> _THE TASK_
Within the listing below, locate all lines containing the word "title". Copy each one.

> _THE RECORDS_

---------------

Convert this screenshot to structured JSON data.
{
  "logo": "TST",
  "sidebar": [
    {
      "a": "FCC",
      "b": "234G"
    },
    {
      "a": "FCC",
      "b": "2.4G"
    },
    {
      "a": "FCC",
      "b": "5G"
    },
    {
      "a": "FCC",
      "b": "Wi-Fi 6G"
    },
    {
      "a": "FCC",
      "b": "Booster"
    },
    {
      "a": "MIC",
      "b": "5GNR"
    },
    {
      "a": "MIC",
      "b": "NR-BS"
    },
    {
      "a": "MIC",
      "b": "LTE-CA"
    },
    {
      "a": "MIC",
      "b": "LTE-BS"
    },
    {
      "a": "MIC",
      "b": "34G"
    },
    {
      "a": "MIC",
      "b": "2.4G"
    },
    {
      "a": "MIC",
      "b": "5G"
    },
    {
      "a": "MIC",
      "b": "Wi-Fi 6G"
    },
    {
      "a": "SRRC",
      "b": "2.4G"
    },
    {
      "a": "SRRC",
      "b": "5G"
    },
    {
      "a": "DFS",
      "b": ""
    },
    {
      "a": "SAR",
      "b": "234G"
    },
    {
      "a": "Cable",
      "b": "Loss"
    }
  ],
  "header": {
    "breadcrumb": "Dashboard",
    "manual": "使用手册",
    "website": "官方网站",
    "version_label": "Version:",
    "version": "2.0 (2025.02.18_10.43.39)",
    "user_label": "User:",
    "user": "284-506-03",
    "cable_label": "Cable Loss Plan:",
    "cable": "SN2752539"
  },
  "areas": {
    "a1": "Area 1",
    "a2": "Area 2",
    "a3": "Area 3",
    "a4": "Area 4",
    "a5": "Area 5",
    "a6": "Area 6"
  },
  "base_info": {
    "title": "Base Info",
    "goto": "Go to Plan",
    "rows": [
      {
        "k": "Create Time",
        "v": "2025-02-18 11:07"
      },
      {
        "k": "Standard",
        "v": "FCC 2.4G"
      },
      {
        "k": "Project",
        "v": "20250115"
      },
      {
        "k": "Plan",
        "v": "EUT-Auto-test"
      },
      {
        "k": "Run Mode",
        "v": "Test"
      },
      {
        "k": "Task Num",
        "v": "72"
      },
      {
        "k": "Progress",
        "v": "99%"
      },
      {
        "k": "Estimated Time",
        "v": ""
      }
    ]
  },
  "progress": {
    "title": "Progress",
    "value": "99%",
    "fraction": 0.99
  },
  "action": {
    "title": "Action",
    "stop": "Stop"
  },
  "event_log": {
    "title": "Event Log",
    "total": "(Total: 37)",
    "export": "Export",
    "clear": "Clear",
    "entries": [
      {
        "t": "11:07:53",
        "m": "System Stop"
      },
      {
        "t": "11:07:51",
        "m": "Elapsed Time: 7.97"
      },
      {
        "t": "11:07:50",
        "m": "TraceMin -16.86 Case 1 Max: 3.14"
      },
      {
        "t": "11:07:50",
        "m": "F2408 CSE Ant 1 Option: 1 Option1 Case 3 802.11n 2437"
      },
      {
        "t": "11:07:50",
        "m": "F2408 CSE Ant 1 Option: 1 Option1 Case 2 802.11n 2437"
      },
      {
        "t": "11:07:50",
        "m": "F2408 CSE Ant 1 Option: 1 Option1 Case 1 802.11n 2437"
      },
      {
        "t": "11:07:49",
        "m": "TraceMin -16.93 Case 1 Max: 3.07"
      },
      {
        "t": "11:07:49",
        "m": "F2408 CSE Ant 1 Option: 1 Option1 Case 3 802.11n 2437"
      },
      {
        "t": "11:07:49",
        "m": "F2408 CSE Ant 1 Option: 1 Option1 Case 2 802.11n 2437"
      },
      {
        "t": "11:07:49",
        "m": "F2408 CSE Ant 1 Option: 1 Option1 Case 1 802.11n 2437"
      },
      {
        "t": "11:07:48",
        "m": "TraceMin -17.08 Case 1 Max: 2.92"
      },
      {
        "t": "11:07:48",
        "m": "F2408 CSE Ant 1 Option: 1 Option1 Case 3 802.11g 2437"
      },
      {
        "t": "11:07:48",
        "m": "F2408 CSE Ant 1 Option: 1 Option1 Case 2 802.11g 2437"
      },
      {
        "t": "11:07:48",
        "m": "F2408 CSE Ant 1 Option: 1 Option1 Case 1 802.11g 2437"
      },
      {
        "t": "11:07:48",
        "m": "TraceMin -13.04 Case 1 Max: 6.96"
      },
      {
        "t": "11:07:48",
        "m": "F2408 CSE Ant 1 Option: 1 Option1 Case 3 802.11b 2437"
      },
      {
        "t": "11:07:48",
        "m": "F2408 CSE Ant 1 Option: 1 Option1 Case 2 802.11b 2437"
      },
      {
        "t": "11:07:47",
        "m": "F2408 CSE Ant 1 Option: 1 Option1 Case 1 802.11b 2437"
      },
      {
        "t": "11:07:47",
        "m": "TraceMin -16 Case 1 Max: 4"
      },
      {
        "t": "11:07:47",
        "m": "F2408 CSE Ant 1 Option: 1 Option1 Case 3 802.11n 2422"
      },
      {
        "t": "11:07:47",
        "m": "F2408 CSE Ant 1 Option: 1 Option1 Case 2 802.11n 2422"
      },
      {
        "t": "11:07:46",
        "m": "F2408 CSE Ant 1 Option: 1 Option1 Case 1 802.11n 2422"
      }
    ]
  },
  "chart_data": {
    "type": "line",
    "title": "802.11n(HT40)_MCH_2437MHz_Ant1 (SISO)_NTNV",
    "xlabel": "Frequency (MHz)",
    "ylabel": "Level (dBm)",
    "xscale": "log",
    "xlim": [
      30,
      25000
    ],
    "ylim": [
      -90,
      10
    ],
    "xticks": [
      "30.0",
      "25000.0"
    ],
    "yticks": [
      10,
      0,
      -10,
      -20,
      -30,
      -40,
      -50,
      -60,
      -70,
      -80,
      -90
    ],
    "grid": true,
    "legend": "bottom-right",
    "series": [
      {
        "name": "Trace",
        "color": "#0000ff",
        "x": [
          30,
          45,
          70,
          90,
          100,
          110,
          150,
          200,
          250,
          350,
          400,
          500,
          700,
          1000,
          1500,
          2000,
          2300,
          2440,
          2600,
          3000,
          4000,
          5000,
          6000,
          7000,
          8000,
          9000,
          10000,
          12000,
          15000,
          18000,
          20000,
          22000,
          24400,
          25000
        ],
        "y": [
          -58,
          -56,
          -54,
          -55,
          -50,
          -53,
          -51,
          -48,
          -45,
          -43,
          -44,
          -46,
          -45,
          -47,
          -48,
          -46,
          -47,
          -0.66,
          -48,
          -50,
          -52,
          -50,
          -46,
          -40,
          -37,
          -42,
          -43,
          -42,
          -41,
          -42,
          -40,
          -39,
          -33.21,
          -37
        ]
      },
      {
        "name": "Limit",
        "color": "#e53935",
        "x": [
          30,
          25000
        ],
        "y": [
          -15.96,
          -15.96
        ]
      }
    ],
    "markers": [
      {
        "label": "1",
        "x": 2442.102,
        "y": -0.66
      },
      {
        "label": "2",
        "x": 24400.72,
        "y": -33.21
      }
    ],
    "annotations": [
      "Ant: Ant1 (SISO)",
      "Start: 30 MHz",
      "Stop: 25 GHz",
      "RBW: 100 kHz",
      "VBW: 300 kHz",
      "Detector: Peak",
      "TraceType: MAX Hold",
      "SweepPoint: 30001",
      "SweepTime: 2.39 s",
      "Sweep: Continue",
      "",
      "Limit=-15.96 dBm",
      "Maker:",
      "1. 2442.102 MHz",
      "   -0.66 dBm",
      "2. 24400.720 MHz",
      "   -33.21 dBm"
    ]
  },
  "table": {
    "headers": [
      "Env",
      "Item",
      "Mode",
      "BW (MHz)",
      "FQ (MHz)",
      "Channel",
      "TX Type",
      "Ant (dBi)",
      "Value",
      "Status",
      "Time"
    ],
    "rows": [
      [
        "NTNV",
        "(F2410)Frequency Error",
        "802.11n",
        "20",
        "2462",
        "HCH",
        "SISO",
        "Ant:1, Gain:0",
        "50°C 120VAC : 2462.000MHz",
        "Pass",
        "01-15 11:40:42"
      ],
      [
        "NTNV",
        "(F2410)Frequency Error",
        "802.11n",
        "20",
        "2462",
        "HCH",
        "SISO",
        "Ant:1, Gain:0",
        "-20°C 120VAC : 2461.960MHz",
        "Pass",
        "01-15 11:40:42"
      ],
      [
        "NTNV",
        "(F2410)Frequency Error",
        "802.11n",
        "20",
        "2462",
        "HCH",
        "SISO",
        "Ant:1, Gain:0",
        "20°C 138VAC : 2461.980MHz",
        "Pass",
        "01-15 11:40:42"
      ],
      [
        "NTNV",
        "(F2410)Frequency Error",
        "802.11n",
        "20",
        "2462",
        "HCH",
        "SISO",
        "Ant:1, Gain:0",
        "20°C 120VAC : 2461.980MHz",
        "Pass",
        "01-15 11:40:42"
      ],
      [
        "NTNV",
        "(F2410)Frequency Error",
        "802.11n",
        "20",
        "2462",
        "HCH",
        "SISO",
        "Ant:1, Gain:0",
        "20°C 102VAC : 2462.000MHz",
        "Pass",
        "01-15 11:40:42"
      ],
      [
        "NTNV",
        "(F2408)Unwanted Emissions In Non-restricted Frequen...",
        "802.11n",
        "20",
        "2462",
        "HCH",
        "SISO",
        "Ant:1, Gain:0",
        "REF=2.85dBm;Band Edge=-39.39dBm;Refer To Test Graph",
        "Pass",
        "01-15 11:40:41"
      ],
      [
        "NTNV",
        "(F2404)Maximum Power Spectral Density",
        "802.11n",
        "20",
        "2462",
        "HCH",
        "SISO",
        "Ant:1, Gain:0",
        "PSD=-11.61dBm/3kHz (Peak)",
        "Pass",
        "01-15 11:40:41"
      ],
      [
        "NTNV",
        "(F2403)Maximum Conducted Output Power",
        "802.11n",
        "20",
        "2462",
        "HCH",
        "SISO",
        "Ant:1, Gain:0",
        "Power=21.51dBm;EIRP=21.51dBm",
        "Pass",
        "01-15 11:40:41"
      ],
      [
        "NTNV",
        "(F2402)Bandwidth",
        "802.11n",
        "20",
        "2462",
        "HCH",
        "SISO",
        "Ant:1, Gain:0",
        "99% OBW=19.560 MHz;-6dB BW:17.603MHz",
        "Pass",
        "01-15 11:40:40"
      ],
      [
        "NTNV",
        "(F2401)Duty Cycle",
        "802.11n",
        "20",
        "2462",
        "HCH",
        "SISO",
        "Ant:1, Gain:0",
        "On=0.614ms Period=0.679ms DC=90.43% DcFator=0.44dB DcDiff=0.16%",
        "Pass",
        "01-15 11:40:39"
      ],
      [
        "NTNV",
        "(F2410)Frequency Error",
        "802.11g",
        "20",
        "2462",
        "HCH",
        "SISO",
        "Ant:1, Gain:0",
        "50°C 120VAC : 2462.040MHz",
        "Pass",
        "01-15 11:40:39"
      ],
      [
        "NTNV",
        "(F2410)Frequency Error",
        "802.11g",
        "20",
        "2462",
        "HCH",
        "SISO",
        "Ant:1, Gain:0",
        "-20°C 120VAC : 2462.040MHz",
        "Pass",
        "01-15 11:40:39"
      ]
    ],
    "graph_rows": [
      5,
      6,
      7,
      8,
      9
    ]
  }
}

---------------

> _COMPLETE OUTPUT_
    "title": "Base Info",
    "title": "Progress",
    "title": "Action",
    "title": "Event Log",
    "title": "802.11n(HT40)_MCH_2437MHz_Ant1 (SISO)_NTNV",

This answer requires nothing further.